:: EXERCISE REQUIREMENTS ::
In the listing below, locate the lines that hold "straight" and copy them.

[Collected data]

☆ ☆ ☆ ☆ ☆

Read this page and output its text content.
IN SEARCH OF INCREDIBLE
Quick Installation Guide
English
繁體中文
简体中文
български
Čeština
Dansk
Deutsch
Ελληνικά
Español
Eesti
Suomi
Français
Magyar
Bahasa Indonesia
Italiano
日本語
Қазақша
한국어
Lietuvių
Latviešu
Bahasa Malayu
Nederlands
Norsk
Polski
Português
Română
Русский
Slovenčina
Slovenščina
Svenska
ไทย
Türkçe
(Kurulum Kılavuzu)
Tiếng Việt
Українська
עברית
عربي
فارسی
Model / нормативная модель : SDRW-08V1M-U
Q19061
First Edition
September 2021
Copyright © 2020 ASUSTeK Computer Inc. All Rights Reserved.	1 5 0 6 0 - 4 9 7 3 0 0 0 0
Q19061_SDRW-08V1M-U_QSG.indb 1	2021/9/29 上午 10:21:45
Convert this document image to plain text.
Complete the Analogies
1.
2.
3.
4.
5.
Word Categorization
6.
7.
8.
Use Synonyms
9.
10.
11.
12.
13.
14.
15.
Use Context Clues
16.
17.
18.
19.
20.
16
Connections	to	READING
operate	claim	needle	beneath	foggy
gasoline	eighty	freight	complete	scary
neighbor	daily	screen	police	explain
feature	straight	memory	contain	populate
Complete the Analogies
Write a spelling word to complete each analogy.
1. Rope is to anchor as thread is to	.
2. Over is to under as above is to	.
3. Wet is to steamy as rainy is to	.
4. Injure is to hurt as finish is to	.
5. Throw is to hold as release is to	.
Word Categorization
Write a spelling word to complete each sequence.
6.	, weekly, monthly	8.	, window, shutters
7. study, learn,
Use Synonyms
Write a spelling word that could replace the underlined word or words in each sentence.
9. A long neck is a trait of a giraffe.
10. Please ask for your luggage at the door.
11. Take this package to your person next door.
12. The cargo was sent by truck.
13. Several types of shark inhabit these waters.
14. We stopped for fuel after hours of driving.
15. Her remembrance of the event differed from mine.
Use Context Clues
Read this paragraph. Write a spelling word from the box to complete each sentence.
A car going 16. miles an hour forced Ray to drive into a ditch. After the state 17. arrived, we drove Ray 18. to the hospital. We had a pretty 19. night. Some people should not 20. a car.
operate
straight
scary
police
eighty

☆ ☆ ☆ ☆ ☆

:: WRITTEN RESPONSE ::
feature	straight	memory	contain	populate
straight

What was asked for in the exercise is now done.